What the task requires: Output the full listing below exactly, without the pictures.

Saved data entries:
# # # # #
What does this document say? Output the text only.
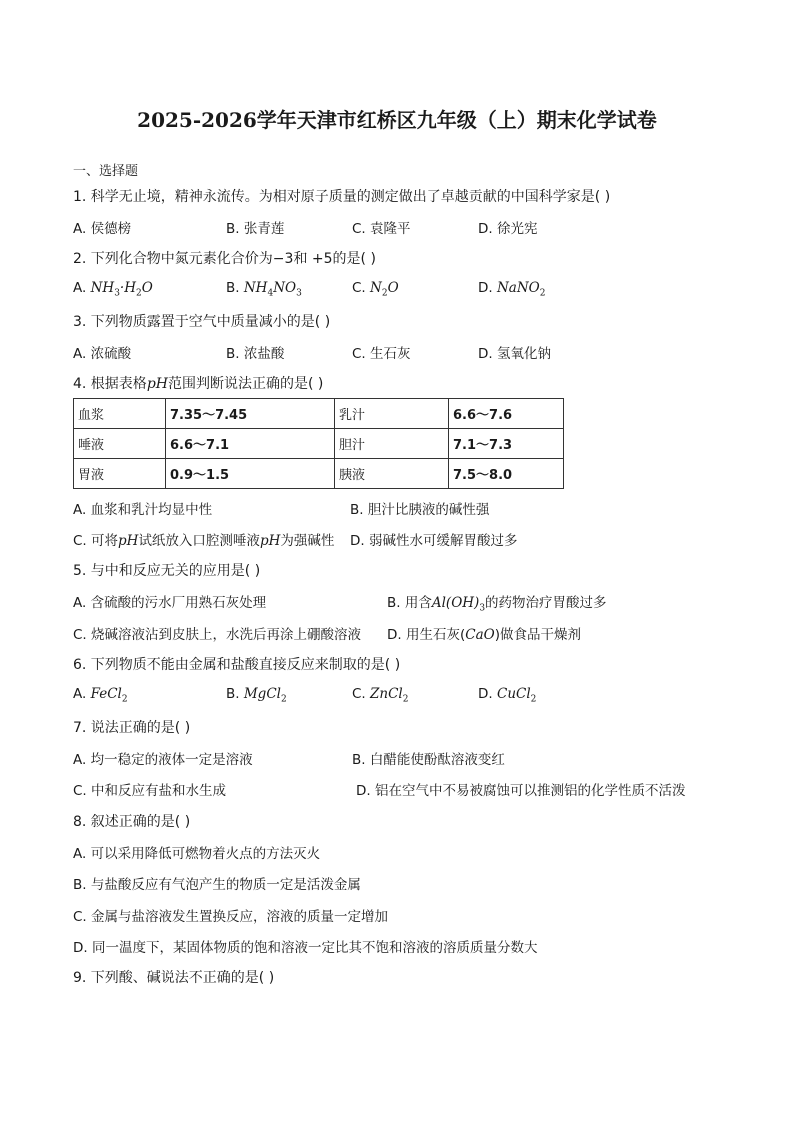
2025-2026学年天津市红桥区九年级（上）期末化学试卷
一、选择题
1. 科学无止境，精神永流传。为相对原子质量的测定做出了卓越贡献的中国科学家是( )
A. 侯德榜	B. 张青莲	C. 袁隆平	D. 徐光宪
2. 下列化合物中氮元素化合价为−3和 +5的是( )
A. $NH_3\cdot H_2O$	B. $NH_4NO_3$	C. $N_2O$	D. NaNO$_2$
3. 下列物质露置于空气中质量减小的是( )
A. 浓硫酸	B. 浓盐酸	C. 生石灰	D. 氢氧化钠
4. 根据表格pH范围判断说法正确的是( )
血浆	7.35～7.45	乳汁	6.6～7.6
唾液	6.6～7.1	胆汁	7.1～7.3
胃液	0.9～1.5	胰液	7.5～8.0
A. 血浆和乳汁均显中性	B. 胆汁比胰液的碱性强
C. 可将pH试纸放入口腔测唾液pH为强碱性 D. 弱碱性水可缓解胃酸过多
5. 与中和反应无关的应用是( )
A. 含硫酸的污水厂用熟石灰处理	B. 用含$Al(OH)_3$的药物治疗胃酸过多
C. 烧碱溶液沾到皮肤上，水洗后再涂上硼酸溶液 D. 用生石灰(CaO)做食品干燥剂
6. 下列物质不能由金属和盐酸直接反应来制取的是( )
A. FeCl$_2$	B. MgCl$_2$	C. ZnCl$_2$	D. CuCl$_2$
7. 说法正确的是( )
A. 均一稳定的液体一定是溶液	B. 白醋能使酚酞溶液变红
C. 中和反应有盐和水生成	D. 铝在空气中不易被腐蚀可以推测铝的化学性质不活泼
8. 叙述正确的是( )
A. 可以采用降低可燃物着火点的方法灭火
B. 与盐酸反应有气泡产生的物质一定是活泼金属
C. 金属与盐溶液发生置换反应，溶液的质量一定增加
D. 同一温度下，某固体物质的饱和溶液一定比其不饱和溶液的溶质质量分数大
9. 下列酸、碱说法不正确的是( )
# # # # #
Response:
What does this document say? Output the text only.
2025-2026学年天津市红桥区九年级（上）期末化学试卷
一、选择题
1. 科学无止境，精神永流传。为相对原子质量的测定做出了卓越贡献的中国科学家是( )
A. 侯德榜	B. 张青莲	C. 袁隆平	D. 徐光宪
2. 下列化合物中氮元素化合价为−3和 +5的是( )
A. $NH_3\cdot H_2O$	B. $NH_4NO_3$	C. $N_2O$	D. NaNO$_2$
3. 下列物质露置于空气中质量减小的是( )
A. 浓硫酸	B. 浓盐酸	C. 生石灰	D. 氢氧化钠
4. 根据表格pH范围判断说法正确的是( )
血浆	7.35～7.45	乳汁	6.6～7.6
唾液	6.6～7.1	胆汁	7.1～7.3
胃液	0.9～1.5	胰液	7.5～8.0
A. 血浆和乳汁均显中性	B. 胆汁比胰液的碱性强
C. 可将pH试纸放入口腔测唾液pH为强碱性 D. 弱碱性水可缓解胃酸过多
5. 与中和反应无关的应用是( )
A. 含硫酸的污水厂用熟石灰处理	B. 用含$Al(OH)_3$的药物治疗胃酸过多
C. 烧碱溶液沾到皮肤上，水洗后再涂上硼酸溶液 D. 用生石灰(CaO)做食品干燥剂
6. 下列物质不能由金属和盐酸直接反应来制取的是( )
A. FeCl$_2$	B. MgCl$_2$	C. ZnCl$_2$	D. CuCl$_2$
7. 说法正确的是( )
A. 均一稳定的液体一定是溶液	B. 白醋能使酚酞溶液变红
C. 中和反应有盐和水生成	D. 铝在空气中不易被腐蚀可以推测铝的化学性质不活泼
8. 叙述正确的是( )
A. 可以采用降低可燃物着火点的方法灭火
B. 与盐酸反应有气泡产生的物质一定是活泼金属
C. 金属与盐溶液发生置换反应，溶液的质量一定增加
D. 同一温度下，某固体物质的饱和溶液一定比其不饱和溶液的溶质质量分数大
9. 下列酸、碱说法不正确的是( )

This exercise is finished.